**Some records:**

--- START ---

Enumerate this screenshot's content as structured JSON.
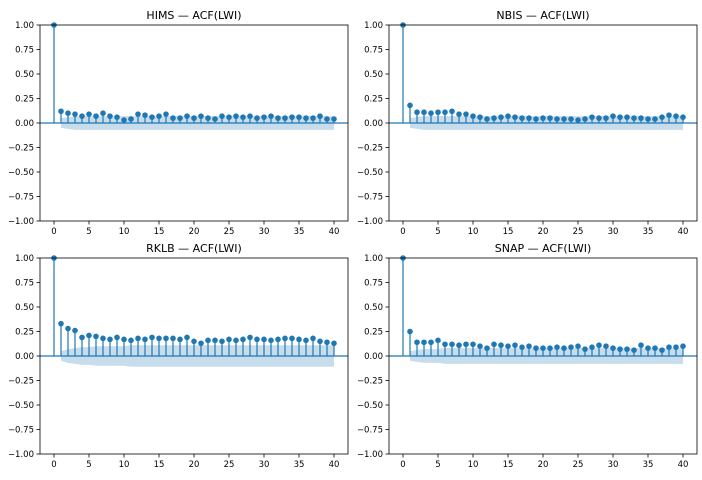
{
  "chart_data": [
    {
      "type": "stem",
      "title": "HIMS — ACF(LWI)",
      "xlim": [
        -2,
        42
      ],
      "ylim": [
        -1.0,
        1.0
      ],
      "xticks": [
        0,
        5,
        10,
        15,
        20,
        25,
        30,
        35,
        40
      ],
      "yticks": [
        -1.0,
        -0.75,
        -0.5,
        -0.25,
        0.0,
        0.25,
        0.5,
        0.75,
        1.0
      ],
      "xtick_labels": [
        "0",
        "5",
        "10",
        "15",
        "20",
        "25",
        "30",
        "35",
        "40"
      ],
      "ytick_labels": [
        "−1.00",
        "−0.75",
        "−0.50",
        "−0.25",
        "0.00",
        "0.25",
        "0.50",
        "0.75",
        "1.00"
      ],
      "lags": [
        0,
        1,
        2,
        3,
        4,
        5,
        6,
        7,
        8,
        9,
        10,
        11,
        12,
        13,
        14,
        15,
        16,
        17,
        18,
        19,
        20,
        21,
        22,
        23,
        24,
        25,
        26,
        27,
        28,
        29,
        30,
        31,
        32,
        33,
        34,
        35,
        36,
        37,
        38,
        39,
        40
      ],
      "acf": [
        1.0,
        0.12,
        0.1,
        0.09,
        0.07,
        0.09,
        0.07,
        0.1,
        0.07,
        0.06,
        0.03,
        0.04,
        0.09,
        0.08,
        0.06,
        0.07,
        0.09,
        0.05,
        0.05,
        0.07,
        0.05,
        0.07,
        0.05,
        0.04,
        0.07,
        0.06,
        0.07,
        0.06,
        0.07,
        0.05,
        0.06,
        0.07,
        0.05,
        0.05,
        0.06,
        0.06,
        0.05,
        0.05,
        0.07,
        0.04,
        0.04
      ],
      "conf_band": [
        0.05,
        0.06,
        0.07,
        0.07,
        0.07,
        0.07,
        0.07,
        0.07,
        0.07,
        0.07,
        0.07,
        0.07,
        0.07,
        0.07,
        0.07,
        0.07,
        0.07,
        0.07,
        0.07,
        0.07,
        0.07,
        0.07,
        0.07,
        0.07,
        0.07,
        0.07,
        0.07,
        0.07,
        0.07,
        0.07,
        0.07,
        0.07,
        0.07,
        0.07,
        0.07,
        0.07,
        0.07,
        0.07,
        0.07,
        0.07
      ]
    },
    {
      "type": "stem",
      "title": "NBIS — ACF(LWI)",
      "xlim": [
        -2,
        42
      ],
      "ylim": [
        -1.0,
        1.0
      ],
      "xticks": [
        0,
        5,
        10,
        15,
        20,
        25,
        30,
        35,
        40
      ],
      "yticks": [
        -1.0,
        -0.75,
        -0.5,
        -0.25,
        0.0,
        0.25,
        0.5,
        0.75,
        1.0
      ],
      "xtick_labels": [
        "0",
        "5",
        "10",
        "15",
        "20",
        "25",
        "30",
        "35",
        "40"
      ],
      "ytick_labels": [
        "−1.00",
        "−0.75",
        "−0.50",
        "−0.25",
        "0.00",
        "0.25",
        "0.50",
        "0.75",
        "1.00"
      ],
      "lags": [
        0,
        1,
        2,
        3,
        4,
        5,
        6,
        7,
        8,
        9,
        10,
        11,
        12,
        13,
        14,
        15,
        16,
        17,
        18,
        19,
        20,
        21,
        22,
        23,
        24,
        25,
        26,
        27,
        28,
        29,
        30,
        31,
        32,
        33,
        34,
        35,
        36,
        37,
        38,
        39,
        40
      ],
      "acf": [
        1.0,
        0.18,
        0.11,
        0.11,
        0.1,
        0.11,
        0.11,
        0.12,
        0.09,
        0.09,
        0.07,
        0.06,
        0.04,
        0.05,
        0.06,
        0.07,
        0.06,
        0.05,
        0.05,
        0.04,
        0.05,
        0.05,
        0.04,
        0.04,
        0.04,
        0.03,
        0.04,
        0.06,
        0.05,
        0.05,
        0.07,
        0.06,
        0.06,
        0.05,
        0.05,
        0.04,
        0.04,
        0.06,
        0.08,
        0.07,
        0.06
      ],
      "conf_band": [
        0.05,
        0.06,
        0.07,
        0.07,
        0.07,
        0.07,
        0.07,
        0.07,
        0.07,
        0.07,
        0.07,
        0.07,
        0.07,
        0.07,
        0.07,
        0.07,
        0.07,
        0.07,
        0.07,
        0.07,
        0.07,
        0.07,
        0.07,
        0.07,
        0.07,
        0.07,
        0.07,
        0.07,
        0.07,
        0.07,
        0.07,
        0.07,
        0.07,
        0.07,
        0.07,
        0.07,
        0.07,
        0.07,
        0.07,
        0.07
      ]
    },
    {
      "type": "stem",
      "title": "RKLB — ACF(LWI)",
      "xlim": [
        -2,
        42
      ],
      "ylim": [
        -1.0,
        1.0
      ],
      "xticks": [
        0,
        5,
        10,
        15,
        20,
        25,
        30,
        35,
        40
      ],
      "yticks": [
        -1.0,
        -0.75,
        -0.5,
        -0.25,
        0.0,
        0.25,
        0.5,
        0.75,
        1.0
      ],
      "xtick_labels": [
        "0",
        "5",
        "10",
        "15",
        "20",
        "25",
        "30",
        "35",
        "40"
      ],
      "ytick_labels": [
        "−1.00",
        "−0.75",
        "−0.50",
        "−0.25",
        "0.00",
        "0.25",
        "0.50",
        "0.75",
        "1.00"
      ],
      "lags": [
        0,
        1,
        2,
        3,
        4,
        5,
        6,
        7,
        8,
        9,
        10,
        11,
        12,
        13,
        14,
        15,
        16,
        17,
        18,
        19,
        20,
        21,
        22,
        23,
        24,
        25,
        26,
        27,
        28,
        29,
        30,
        31,
        32,
        33,
        34,
        35,
        36,
        37,
        38,
        39,
        40
      ],
      "acf": [
        1.0,
        0.33,
        0.28,
        0.26,
        0.19,
        0.21,
        0.2,
        0.18,
        0.17,
        0.19,
        0.17,
        0.16,
        0.18,
        0.17,
        0.19,
        0.18,
        0.18,
        0.18,
        0.17,
        0.19,
        0.15,
        0.13,
        0.16,
        0.16,
        0.15,
        0.17,
        0.16,
        0.17,
        0.19,
        0.17,
        0.17,
        0.16,
        0.17,
        0.18,
        0.18,
        0.17,
        0.16,
        0.18,
        0.15,
        0.14,
        0.13
      ],
      "conf_band": [
        0.05,
        0.07,
        0.08,
        0.09,
        0.09,
        0.1,
        0.1,
        0.1,
        0.1,
        0.1,
        0.11,
        0.11,
        0.11,
        0.11,
        0.11,
        0.11,
        0.11,
        0.11,
        0.11,
        0.11,
        0.11,
        0.11,
        0.11,
        0.11,
        0.11,
        0.11,
        0.11,
        0.11,
        0.11,
        0.11,
        0.11,
        0.11,
        0.11,
        0.11,
        0.11,
        0.11,
        0.11,
        0.11,
        0.11,
        0.11
      ]
    },
    {
      "type": "stem",
      "title": "SNAP — ACF(LWI)",
      "xlim": [
        -2,
        42
      ],
      "ylim": [
        -1.0,
        1.0
      ],
      "xticks": [
        0,
        5,
        10,
        15,
        20,
        25,
        30,
        35,
        40
      ],
      "yticks": [
        -1.0,
        -0.75,
        -0.5,
        -0.25,
        0.0,
        0.25,
        0.5,
        0.75,
        1.0
      ],
      "xtick_labels": [
        "0",
        "5",
        "10",
        "15",
        "20",
        "25",
        "30",
        "35",
        "40"
      ],
      "ytick_labels": [
        "−1.00",
        "−0.75",
        "−0.50",
        "−0.25",
        "0.00",
        "0.25",
        "0.50",
        "0.75",
        "1.00"
      ],
      "lags": [
        0,
        1,
        2,
        3,
        4,
        5,
        6,
        7,
        8,
        9,
        10,
        11,
        12,
        13,
        14,
        15,
        16,
        17,
        18,
        19,
        20,
        21,
        22,
        23,
        24,
        25,
        26,
        27,
        28,
        29,
        30,
        31,
        32,
        33,
        34,
        35,
        36,
        37,
        38,
        39,
        40
      ],
      "acf": [
        1.0,
        0.25,
        0.14,
        0.14,
        0.14,
        0.16,
        0.12,
        0.12,
        0.11,
        0.12,
        0.12,
        0.1,
        0.08,
        0.12,
        0.11,
        0.1,
        0.11,
        0.09,
        0.1,
        0.08,
        0.08,
        0.08,
        0.09,
        0.08,
        0.09,
        0.1,
        0.07,
        0.09,
        0.11,
        0.1,
        0.08,
        0.07,
        0.07,
        0.06,
        0.11,
        0.08,
        0.08,
        0.06,
        0.09,
        0.09,
        0.1
      ],
      "conf_band": [
        0.05,
        0.06,
        0.07,
        0.07,
        0.07,
        0.08,
        0.08,
        0.08,
        0.08,
        0.08,
        0.08,
        0.08,
        0.08,
        0.08,
        0.08,
        0.08,
        0.08,
        0.08,
        0.08,
        0.08,
        0.08,
        0.08,
        0.08,
        0.08,
        0.08,
        0.08,
        0.08,
        0.08,
        0.08,
        0.08,
        0.08,
        0.08,
        0.08,
        0.08,
        0.08,
        0.08,
        0.08,
        0.08,
        0.08,
        0.08
      ]
    }
  ],
  "colors": {
    "stem": "#1f77b4",
    "band": "#1f77b4",
    "axis": "#000000",
    "zero_line": "#1f77b4"
  }
}
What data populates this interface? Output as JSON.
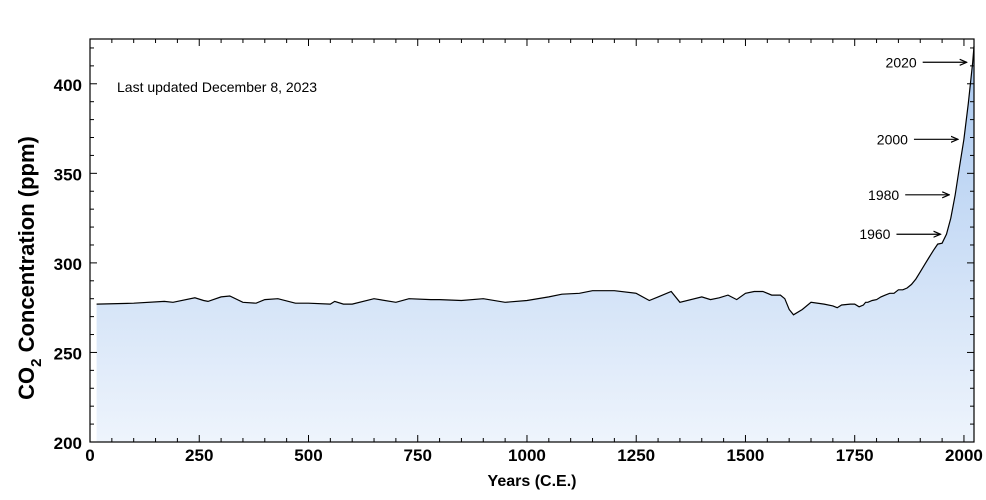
{
  "chart_data": {
    "type": "area",
    "title": "",
    "annotation": "Last updated December 8, 2023",
    "xlabel": "Years (C.E.)",
    "ylabel_parts": [
      "CO",
      "2",
      " Concentration (ppm)"
    ],
    "xlim": [
      0,
      2023
    ],
    "ylim": [
      200,
      425
    ],
    "x_ticks": [
      0,
      250,
      500,
      750,
      1000,
      1250,
      1500,
      1750,
      2000
    ],
    "y_ticks": [
      200,
      250,
      300,
      350,
      400
    ],
    "grid": false,
    "fill_colors": {
      "top": "#a9c8f0",
      "bottom": "#eef4fc"
    },
    "line_color": "#000000",
    "series": [
      {
        "x": [
          15,
          100,
          170,
          190,
          240,
          260,
          270,
          300,
          320,
          350,
          380,
          400,
          430,
          470,
          500,
          550,
          560,
          580,
          600,
          650,
          700,
          730,
          780,
          800,
          850,
          900,
          950,
          1000,
          1050,
          1080,
          1120,
          1150,
          1200,
          1250,
          1280,
          1300,
          1330,
          1350,
          1400,
          1420,
          1440,
          1460,
          1480,
          1500,
          1520,
          1540,
          1560,
          1580,
          1590,
          1600,
          1610,
          1630,
          1650,
          1680,
          1700,
          1710,
          1720,
          1740,
          1750,
          1760,
          1770,
          1775,
          1780,
          1790,
          1800,
          1810,
          1820,
          1830,
          1840,
          1850,
          1860,
          1870,
          1880,
          1890,
          1900,
          1910,
          1920,
          1930,
          1940,
          1950,
          1960,
          1970,
          1980,
          1990,
          2000,
          2010,
          2020,
          2023
        ],
        "y": [
          277,
          277.5,
          278.5,
          278,
          280.5,
          279,
          278.5,
          281,
          281.5,
          278,
          277.5,
          279.5,
          280,
          277.5,
          277.5,
          277,
          278.5,
          277,
          277,
          280,
          278,
          280,
          279.5,
          279.5,
          279,
          280,
          278,
          279,
          281,
          282.5,
          283,
          284.5,
          284.5,
          283,
          279,
          281,
          284,
          278,
          281,
          279.5,
          280.5,
          282,
          279.5,
          283,
          284,
          284,
          282,
          282,
          280,
          274,
          271,
          274,
          278,
          277,
          276,
          275,
          276.5,
          277,
          277,
          275.5,
          276.5,
          278,
          278,
          279,
          279.5,
          281,
          282,
          283,
          283,
          285,
          285,
          286,
          288,
          291,
          295,
          299,
          303,
          307,
          310.5,
          311,
          316,
          325,
          338,
          354,
          369,
          389,
          412,
          421
        ]
      }
    ],
    "markers": [
      {
        "year": 1960,
        "label": "1960",
        "value": 316
      },
      {
        "year": 1980,
        "label": "1980",
        "value": 338
      },
      {
        "year": 2000,
        "label": "2000",
        "value": 369
      },
      {
        "year": 2020,
        "label": "2020",
        "value": 412
      }
    ]
  }
}
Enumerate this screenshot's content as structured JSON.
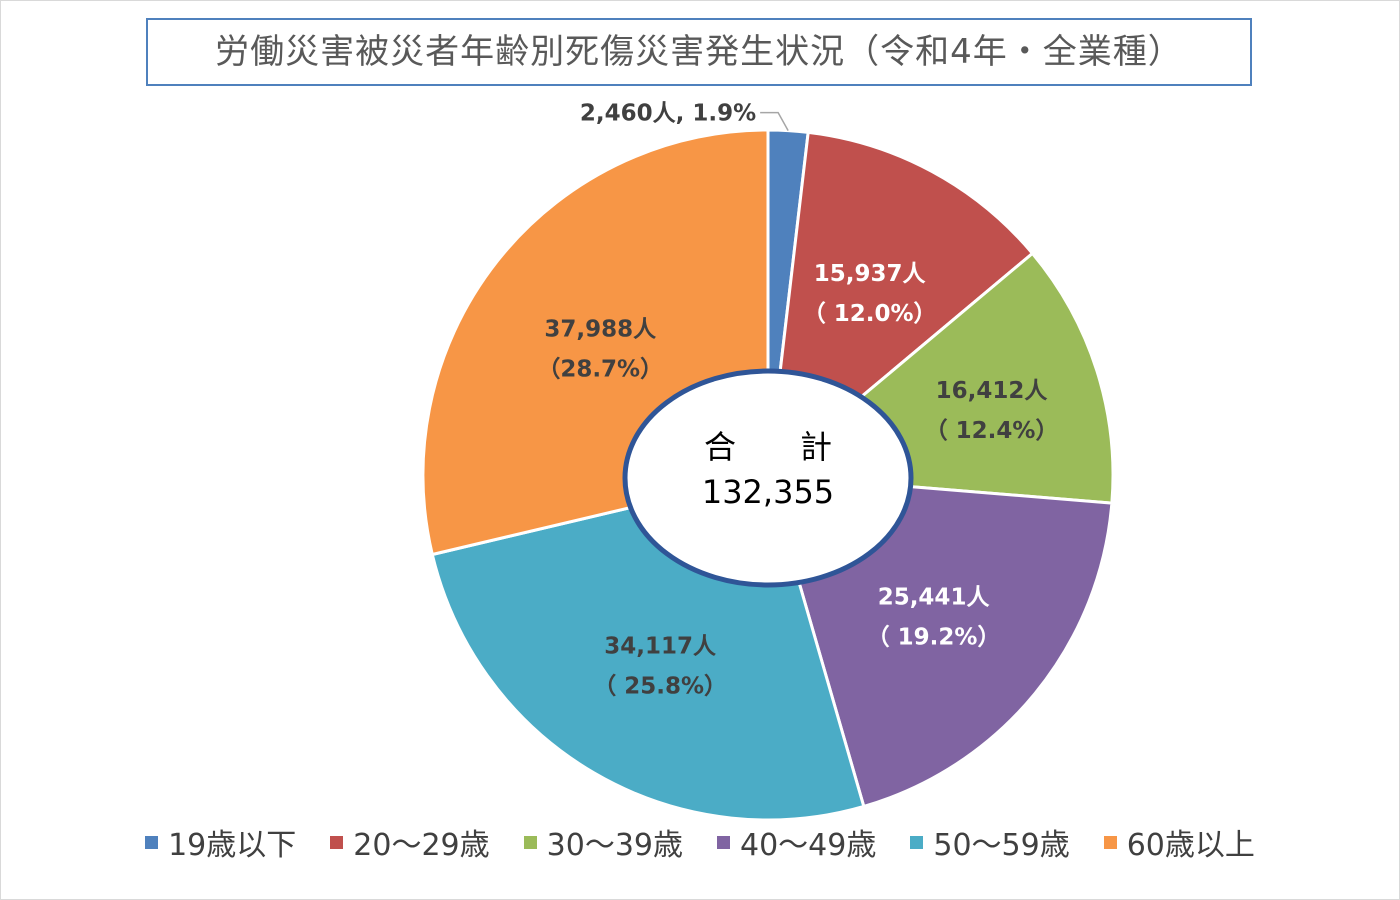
{
  "chart_data": {
    "type": "pie",
    "title": "労働災害被災者年齢別死傷災害発生状況（令和4年・全業種）",
    "center": {
      "line1": "合　　計",
      "line2": "132,355"
    },
    "slices": [
      {
        "category": "19歳以下",
        "value": 2460,
        "value_label": "2,460人",
        "percent": 1.9,
        "label": "2,460人, 1.9%",
        "percent_label": "",
        "color": "#4f81bd",
        "label_color": "#404040"
      },
      {
        "category": "20～29歳",
        "value": 15937,
        "value_label": "15,937人",
        "percent": 12.0,
        "label": "15,937人",
        "percent_label": "（ 12.0%）",
        "color": "#c0504d",
        "label_color": "#ffffff"
      },
      {
        "category": "30～39歳",
        "value": 16412,
        "value_label": "16,412人",
        "percent": 12.4,
        "label": "16,412人",
        "percent_label": "（ 12.4%）",
        "color": "#9bbb59",
        "label_color": "#404040"
      },
      {
        "category": "40～49歳",
        "value": 25441,
        "value_label": "25,441人",
        "percent": 19.2,
        "label": "25,441人",
        "percent_label": "（ 19.2%）",
        "color": "#8064a2",
        "label_color": "#ffffff"
      },
      {
        "category": "50～59歳",
        "value": 34117,
        "value_label": "34,117人",
        "percent": 25.8,
        "label": "34,117人",
        "percent_label": "（ 25.8%）",
        "color": "#4bacc6",
        "label_color": "#404040"
      },
      {
        "category": "60歳以上",
        "value": 37988,
        "value_label": "37,988人",
        "percent": 28.7,
        "label": "37,988人",
        "percent_label": "（28.7%）",
        "color": "#f79646",
        "label_color": "#404040"
      }
    ],
    "legend_position": "bottom"
  }
}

--- END ---

**GIVEN INSTRUCTION:** Each line that holds the word "category" should be extracted from the records.

**WRITTEN ANSWER:**
        "category": "19歳以下",
        "category": "20～29歳",
        "category": "30～39歳",
        "category": "40～49歳",
        "category": "50～59歳",
        "category": "60歳以上",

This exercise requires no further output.